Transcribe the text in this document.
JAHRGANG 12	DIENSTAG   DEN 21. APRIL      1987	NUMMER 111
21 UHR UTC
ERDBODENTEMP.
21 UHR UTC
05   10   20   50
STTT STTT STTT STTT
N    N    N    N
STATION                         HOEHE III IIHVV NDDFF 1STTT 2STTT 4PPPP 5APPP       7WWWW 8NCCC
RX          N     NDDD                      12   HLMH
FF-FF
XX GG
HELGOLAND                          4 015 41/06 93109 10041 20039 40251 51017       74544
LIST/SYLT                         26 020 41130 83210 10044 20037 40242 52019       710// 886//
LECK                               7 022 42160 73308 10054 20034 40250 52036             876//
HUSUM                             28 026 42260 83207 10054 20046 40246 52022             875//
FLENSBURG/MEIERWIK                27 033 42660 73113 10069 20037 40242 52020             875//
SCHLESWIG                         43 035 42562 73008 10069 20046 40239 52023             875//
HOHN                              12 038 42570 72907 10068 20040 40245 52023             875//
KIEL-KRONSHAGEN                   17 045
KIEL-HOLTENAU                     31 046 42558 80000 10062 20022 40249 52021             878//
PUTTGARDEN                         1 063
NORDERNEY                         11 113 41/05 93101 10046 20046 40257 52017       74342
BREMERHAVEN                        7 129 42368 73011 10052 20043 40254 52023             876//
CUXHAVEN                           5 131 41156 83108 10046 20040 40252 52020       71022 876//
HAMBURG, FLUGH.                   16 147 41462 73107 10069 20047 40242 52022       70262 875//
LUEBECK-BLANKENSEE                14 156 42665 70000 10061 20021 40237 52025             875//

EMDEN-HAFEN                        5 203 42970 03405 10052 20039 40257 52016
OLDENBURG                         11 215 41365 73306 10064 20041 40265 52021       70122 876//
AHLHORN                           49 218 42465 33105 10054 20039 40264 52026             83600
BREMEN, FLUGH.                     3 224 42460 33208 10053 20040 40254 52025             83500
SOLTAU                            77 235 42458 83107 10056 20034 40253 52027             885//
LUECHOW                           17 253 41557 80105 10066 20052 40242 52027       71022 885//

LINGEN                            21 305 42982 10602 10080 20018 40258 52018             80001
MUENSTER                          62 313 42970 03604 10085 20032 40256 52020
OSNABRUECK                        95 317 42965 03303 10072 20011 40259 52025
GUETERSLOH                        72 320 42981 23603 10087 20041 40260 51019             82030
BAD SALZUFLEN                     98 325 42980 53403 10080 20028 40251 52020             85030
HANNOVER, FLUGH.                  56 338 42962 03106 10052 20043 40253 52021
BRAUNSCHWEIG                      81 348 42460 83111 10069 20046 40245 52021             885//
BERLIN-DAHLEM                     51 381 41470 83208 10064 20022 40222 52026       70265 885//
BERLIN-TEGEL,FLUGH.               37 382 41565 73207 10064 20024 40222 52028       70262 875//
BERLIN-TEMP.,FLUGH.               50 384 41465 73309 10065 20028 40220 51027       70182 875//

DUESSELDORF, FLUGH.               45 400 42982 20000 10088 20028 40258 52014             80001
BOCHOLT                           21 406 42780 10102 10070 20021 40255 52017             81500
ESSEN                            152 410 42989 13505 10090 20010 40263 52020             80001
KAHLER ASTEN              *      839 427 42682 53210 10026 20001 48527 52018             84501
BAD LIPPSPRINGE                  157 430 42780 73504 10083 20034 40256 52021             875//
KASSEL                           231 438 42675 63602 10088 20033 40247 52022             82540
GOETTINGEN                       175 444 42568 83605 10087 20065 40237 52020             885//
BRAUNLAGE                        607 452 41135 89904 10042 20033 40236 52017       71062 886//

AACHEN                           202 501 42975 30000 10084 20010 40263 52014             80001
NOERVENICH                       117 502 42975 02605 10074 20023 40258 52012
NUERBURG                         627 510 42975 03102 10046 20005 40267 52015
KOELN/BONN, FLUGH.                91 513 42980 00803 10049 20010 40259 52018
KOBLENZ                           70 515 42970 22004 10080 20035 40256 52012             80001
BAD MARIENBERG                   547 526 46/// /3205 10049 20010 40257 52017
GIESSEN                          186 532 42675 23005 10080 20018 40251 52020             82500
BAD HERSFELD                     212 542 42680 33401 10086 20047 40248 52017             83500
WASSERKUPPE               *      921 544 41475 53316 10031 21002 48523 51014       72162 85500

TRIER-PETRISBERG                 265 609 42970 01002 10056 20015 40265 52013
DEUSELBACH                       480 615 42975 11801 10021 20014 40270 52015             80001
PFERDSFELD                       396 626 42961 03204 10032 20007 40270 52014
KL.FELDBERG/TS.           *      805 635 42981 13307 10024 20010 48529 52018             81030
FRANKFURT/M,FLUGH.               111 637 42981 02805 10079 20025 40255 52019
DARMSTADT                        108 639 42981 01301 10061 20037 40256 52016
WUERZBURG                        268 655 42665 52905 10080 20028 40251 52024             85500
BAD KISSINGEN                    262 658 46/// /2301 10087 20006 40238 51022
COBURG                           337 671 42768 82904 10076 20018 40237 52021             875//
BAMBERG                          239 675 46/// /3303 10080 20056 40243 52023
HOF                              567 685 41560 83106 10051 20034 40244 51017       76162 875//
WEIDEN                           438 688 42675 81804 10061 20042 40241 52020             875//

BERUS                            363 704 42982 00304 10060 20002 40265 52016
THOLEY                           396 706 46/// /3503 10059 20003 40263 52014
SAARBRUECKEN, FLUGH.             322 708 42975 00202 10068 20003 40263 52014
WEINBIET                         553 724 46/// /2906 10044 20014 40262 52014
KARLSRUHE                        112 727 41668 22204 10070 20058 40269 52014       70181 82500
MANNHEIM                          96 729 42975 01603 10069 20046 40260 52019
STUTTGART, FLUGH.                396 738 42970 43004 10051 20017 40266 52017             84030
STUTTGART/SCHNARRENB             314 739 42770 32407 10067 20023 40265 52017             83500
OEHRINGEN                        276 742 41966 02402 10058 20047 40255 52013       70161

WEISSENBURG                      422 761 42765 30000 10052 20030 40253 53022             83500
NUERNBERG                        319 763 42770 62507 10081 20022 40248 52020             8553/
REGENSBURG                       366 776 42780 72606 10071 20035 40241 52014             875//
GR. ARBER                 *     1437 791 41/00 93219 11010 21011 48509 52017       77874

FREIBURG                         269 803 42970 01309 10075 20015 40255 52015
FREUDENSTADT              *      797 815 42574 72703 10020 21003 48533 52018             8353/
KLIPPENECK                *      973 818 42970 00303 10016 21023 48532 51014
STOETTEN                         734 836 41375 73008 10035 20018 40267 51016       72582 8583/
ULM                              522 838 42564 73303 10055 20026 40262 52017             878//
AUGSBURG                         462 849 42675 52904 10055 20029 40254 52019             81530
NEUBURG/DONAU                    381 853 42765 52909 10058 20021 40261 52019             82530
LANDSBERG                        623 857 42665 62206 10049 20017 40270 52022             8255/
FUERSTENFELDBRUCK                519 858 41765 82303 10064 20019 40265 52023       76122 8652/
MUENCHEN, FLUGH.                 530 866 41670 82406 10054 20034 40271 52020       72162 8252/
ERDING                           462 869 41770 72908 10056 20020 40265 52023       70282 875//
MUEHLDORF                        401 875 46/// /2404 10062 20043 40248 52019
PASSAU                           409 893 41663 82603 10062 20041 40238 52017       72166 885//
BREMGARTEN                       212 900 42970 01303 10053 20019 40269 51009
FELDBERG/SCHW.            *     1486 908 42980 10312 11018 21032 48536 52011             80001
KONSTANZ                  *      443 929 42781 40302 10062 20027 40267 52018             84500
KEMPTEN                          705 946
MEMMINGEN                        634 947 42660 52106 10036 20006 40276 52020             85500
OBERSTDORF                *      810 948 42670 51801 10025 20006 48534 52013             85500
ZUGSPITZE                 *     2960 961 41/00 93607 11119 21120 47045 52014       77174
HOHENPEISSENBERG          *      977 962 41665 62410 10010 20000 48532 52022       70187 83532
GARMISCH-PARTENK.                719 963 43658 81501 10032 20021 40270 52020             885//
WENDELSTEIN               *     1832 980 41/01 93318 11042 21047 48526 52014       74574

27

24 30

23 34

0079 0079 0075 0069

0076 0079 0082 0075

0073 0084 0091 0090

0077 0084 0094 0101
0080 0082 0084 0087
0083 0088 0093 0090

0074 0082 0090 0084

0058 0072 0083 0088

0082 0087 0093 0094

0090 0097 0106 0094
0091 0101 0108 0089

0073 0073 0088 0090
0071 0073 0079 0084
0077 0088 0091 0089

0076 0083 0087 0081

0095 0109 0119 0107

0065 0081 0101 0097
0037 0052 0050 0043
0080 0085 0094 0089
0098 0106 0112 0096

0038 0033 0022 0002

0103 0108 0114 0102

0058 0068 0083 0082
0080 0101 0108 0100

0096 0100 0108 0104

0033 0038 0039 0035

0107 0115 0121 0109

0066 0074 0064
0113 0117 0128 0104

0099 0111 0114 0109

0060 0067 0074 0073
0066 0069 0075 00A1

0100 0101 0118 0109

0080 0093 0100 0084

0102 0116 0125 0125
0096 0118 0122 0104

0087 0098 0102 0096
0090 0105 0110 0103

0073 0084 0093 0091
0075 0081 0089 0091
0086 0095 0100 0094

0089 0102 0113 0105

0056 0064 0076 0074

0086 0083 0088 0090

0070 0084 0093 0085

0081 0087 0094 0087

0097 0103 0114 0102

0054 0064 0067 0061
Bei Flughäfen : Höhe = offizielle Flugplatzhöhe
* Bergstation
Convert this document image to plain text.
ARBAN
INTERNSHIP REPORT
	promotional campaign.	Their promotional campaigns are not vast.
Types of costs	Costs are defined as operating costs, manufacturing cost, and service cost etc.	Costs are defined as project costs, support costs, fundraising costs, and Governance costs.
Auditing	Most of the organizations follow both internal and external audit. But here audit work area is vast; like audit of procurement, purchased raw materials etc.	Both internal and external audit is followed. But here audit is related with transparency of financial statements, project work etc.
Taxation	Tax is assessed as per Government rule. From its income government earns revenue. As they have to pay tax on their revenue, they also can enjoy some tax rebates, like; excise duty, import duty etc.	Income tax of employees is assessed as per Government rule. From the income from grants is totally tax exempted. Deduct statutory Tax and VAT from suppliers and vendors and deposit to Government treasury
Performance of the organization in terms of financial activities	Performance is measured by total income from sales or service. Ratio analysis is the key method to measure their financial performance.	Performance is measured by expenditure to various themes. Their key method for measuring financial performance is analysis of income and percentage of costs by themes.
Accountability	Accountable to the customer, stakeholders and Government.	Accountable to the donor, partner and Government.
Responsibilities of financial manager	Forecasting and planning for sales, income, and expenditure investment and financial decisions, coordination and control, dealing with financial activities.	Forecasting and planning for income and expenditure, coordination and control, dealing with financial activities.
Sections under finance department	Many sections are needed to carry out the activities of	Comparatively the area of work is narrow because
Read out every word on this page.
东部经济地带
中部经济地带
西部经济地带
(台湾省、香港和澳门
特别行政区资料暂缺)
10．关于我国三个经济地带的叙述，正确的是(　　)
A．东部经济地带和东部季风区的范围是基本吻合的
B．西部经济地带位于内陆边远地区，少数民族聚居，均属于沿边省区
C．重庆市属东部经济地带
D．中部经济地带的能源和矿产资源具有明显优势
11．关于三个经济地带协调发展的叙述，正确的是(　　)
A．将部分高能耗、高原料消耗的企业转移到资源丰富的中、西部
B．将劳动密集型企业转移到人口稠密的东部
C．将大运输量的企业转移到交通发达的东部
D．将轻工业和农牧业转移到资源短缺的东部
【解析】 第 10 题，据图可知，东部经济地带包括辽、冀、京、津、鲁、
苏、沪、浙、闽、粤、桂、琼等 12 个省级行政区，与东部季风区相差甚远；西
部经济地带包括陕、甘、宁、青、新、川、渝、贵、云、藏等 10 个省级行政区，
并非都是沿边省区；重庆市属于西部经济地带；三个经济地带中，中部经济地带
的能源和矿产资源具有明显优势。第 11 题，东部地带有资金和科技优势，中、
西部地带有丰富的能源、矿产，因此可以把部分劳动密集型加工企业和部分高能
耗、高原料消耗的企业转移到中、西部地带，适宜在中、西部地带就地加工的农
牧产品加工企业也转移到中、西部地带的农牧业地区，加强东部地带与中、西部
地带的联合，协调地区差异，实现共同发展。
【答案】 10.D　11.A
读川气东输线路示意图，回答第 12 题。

*****

Set problem: Locate the word "document" in the records and collect each line it appears in.

Task result:
Transcribe the text in this document.
Convert this document image to plain text.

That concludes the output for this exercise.